- [Supplied material]
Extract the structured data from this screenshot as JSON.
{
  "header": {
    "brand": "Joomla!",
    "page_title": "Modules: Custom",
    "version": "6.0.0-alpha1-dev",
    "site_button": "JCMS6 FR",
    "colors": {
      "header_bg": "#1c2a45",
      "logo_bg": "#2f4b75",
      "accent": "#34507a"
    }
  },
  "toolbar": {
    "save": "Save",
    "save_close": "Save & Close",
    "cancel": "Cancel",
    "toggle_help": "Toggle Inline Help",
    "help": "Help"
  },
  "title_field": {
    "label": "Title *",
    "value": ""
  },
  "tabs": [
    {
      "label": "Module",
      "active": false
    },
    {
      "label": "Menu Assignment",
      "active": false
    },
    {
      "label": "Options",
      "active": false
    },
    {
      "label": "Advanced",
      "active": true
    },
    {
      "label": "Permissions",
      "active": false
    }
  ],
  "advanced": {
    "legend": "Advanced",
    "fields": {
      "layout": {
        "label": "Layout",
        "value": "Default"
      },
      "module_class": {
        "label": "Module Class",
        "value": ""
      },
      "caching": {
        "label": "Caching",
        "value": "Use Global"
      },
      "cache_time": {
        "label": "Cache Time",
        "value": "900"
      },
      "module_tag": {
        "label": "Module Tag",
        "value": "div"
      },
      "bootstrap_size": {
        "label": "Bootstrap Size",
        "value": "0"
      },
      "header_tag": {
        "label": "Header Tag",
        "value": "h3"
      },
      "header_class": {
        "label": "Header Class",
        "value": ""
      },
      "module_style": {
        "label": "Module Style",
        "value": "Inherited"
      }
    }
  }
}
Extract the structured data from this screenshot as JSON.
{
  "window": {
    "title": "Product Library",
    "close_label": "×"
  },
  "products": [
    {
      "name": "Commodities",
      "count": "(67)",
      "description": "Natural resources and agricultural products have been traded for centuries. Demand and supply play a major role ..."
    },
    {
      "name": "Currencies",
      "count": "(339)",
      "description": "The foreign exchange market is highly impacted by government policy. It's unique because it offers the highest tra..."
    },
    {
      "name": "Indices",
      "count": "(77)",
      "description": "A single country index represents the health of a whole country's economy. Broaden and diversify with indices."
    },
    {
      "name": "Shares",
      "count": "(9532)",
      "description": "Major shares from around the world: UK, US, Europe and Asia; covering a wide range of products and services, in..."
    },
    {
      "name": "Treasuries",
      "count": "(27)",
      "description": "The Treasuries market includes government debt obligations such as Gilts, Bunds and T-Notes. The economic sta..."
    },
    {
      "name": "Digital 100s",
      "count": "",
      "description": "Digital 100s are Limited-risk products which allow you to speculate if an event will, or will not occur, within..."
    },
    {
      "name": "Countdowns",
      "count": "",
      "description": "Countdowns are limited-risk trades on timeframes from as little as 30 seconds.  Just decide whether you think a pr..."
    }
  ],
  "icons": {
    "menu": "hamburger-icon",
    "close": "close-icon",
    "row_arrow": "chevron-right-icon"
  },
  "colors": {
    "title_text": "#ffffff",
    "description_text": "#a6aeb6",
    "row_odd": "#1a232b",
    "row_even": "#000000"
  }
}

- [What you need to do] Select every line above that contains the word "value", and copy it.

- [Exercise response]
    "value": ""
        "value": "Default"
        "value": ""
        "value": "Use Global"
        "value": "900"
        "value": "div"
        "value": "0"
        "value": "h3"
        "value": ""
        "value": "Inherited"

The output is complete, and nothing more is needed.